▸ FRAGMENTO PROPORCIONADO
__________

Ya lo decía San Pablo cuando proclamaba que el hombre era la
cabeza de la mujer y que las casadas debían callar y estar
sujetas a sus maridos. De lo contrario, que se atuvieran a
las consecuencias, le faltó añadir al buen hombre.
Más de dos mil años después, la vigencia de estas
afirmaciones es tal, que lejos de poder ser contempladas
como reminiscencias de una cultura patriarcal agotada, se me
presentan como la imagen más clara de nuestra realidad
actual. Son ya 14 mujeres con nombres y apellidos, con
familias, y ¿derechos? las víctimas mortales de este año.
Pero son muchas más las que han sucumbido en esta vorágine
de violencia absurda y las que a día de hoy siguen
sufriéndola. Y todo ello únicamente por ser mujeres. Del
mismo modo que por ser mujeres las víctimas, se ha
normalizado y banalizado el tema durante años, relegándolo
al ámbito de lo privado e incluso justificando la violencia
como un medio lícito en la relación amorosa (siempre en
manos del hombre, por supuesto, como debe ser).

__________

▸ TAREA ASIGNADA 1
Resume en dos oraciones el fragmento sobre la violencia contra las mujeres.

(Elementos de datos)
__________

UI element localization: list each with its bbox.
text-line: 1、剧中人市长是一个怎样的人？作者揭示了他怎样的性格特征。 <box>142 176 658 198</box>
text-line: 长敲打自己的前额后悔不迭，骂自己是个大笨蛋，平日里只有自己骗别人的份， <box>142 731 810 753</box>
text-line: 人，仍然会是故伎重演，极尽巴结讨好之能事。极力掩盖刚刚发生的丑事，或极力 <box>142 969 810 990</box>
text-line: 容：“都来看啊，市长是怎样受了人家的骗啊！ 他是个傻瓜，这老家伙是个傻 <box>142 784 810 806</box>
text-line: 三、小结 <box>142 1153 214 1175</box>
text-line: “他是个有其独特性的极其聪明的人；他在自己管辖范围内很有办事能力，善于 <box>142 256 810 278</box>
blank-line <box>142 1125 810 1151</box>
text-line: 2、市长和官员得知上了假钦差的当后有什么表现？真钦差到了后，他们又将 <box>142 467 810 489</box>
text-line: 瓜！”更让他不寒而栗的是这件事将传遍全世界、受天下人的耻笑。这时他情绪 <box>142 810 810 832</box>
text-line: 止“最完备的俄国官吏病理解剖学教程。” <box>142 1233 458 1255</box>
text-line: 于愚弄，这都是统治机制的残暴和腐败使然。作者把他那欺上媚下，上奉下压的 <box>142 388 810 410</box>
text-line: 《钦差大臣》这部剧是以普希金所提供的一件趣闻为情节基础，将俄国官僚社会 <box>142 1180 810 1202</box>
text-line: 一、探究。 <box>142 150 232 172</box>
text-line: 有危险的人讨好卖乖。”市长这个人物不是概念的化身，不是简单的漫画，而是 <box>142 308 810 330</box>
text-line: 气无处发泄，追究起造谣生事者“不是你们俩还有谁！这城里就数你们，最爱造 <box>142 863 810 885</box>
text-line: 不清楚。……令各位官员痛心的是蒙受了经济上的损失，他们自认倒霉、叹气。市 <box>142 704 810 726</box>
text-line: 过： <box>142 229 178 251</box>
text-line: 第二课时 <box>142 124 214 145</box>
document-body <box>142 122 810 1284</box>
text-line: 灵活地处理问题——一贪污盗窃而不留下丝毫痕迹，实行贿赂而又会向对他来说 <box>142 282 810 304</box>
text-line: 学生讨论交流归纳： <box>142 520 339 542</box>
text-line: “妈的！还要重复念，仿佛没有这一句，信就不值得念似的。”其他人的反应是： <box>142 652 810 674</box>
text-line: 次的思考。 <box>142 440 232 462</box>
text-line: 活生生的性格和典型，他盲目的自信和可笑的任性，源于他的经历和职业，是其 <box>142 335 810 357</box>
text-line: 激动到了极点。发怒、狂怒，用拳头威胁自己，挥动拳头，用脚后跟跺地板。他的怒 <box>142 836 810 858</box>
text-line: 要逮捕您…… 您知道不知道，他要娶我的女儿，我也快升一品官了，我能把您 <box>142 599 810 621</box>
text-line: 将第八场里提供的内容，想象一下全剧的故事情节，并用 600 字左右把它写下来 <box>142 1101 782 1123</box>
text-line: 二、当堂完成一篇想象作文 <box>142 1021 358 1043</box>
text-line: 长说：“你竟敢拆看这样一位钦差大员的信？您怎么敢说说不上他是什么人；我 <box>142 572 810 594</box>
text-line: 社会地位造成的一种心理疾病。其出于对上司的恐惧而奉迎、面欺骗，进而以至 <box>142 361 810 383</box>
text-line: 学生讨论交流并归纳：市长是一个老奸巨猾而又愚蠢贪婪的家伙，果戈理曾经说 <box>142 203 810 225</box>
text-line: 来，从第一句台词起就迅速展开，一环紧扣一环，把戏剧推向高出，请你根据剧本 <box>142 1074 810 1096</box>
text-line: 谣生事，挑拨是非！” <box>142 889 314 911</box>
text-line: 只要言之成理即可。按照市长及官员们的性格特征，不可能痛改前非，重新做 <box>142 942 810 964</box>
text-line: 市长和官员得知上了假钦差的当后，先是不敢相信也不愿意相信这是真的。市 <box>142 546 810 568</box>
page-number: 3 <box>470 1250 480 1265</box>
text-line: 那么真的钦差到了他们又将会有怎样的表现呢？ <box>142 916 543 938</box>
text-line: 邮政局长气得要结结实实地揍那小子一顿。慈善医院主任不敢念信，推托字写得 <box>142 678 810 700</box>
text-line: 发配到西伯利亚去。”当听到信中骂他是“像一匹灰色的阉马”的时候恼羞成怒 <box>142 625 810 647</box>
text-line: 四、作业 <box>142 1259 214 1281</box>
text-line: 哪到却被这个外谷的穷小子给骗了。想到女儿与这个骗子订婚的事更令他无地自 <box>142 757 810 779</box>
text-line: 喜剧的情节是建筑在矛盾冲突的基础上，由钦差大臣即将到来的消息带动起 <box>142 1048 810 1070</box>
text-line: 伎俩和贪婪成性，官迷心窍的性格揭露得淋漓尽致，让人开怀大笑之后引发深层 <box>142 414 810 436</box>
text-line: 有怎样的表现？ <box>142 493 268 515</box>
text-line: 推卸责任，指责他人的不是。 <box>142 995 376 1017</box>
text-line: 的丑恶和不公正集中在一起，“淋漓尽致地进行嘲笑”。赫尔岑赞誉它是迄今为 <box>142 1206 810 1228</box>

__________

▸ TAREA ASIGNADA 2
Reproduce literalmente las líneas de los registros desde la primera hasta la que contiene "863 810 885</box>", esta incluida.

▸ RESULTADO 1
El fragmento recuerda que San Pablo proclamaba que el hombre era la cabeza de la mujer y afirma que, más de dos mil años después, esa idea sigue siendo la imagen más clara de la realidad actual: este año hay ya 14 víctimas mortales y son muchas más las mujeres que han sucumbido a esta violencia o la siguen sufriendo, únicamente por ser mujeres. Añade que, por ser mujeres las víctimas, el tema se ha normalizado y banalizado durante años, relegado al ámbito de lo privado e incluso justificado como un medio lícito en la relación amorosa.

▸ RESULTADO 2
UI element localization: list each with its bbox.
text-line: 1、剧中人市长是一个怎样的人？作者揭示了他怎样的性格特征。 <box>142 176 658 198</box>
text-line: 长敲打自己的前额后悔不迭，骂自己是个大笨蛋，平日里只有自己骗别人的份， <box>142 731 810 753</box>
text-line: 人，仍然会是故伎重演，极尽巴结讨好之能事。极力掩盖刚刚发生的丑事，或极力 <box>142 969 810 990</box>
text-line: 容：“都来看啊，市长是怎样受了人家的骗啊！ 他是个傻瓜，这老家伙是个傻 <box>142 784 810 806</box>
text-line: 三、小结 <box>142 1153 214 1175</box>
text-line: “他是个有其独特性的极其聪明的人；他在自己管辖范围内很有办事能力，善于 <box>142 256 810 278</box>
blank-line <box>142 1125 810 1151</box>
text-line: 2、市长和官员得知上了假钦差的当后有什么表现？真钦差到了后，他们又将 <box>142 467 810 489</box>
text-line: 瓜！”更让他不寒而栗的是这件事将传遍全世界、受天下人的耻笑。这时他情绪 <box>142 810 810 832</box>
text-line: 止“最完备的俄国官吏病理解剖学教程。” <box>142 1233 458 1255</box>
text-line: 于愚弄，这都是统治机制的残暴和腐败使然。作者把他那欺上媚下，上奉下压的 <box>142 388 810 410</box>
text-line: 《钦差大臣》这部剧是以普希金所提供的一件趣闻为情节基础，将俄国官僚社会 <box>142 1180 810 1202</box>
text-line: 一、探究。 <box>142 150 232 172</box>
text-line: 有危险的人讨好卖乖。”市长这个人物不是概念的化身，不是简单的漫画，而是 <box>142 308 810 330</box>
text-line: 气无处发泄，追究起造谣生事者“不是你们俩还有谁！这城里就数你们，最爱造 <box>142 863 810 885</box>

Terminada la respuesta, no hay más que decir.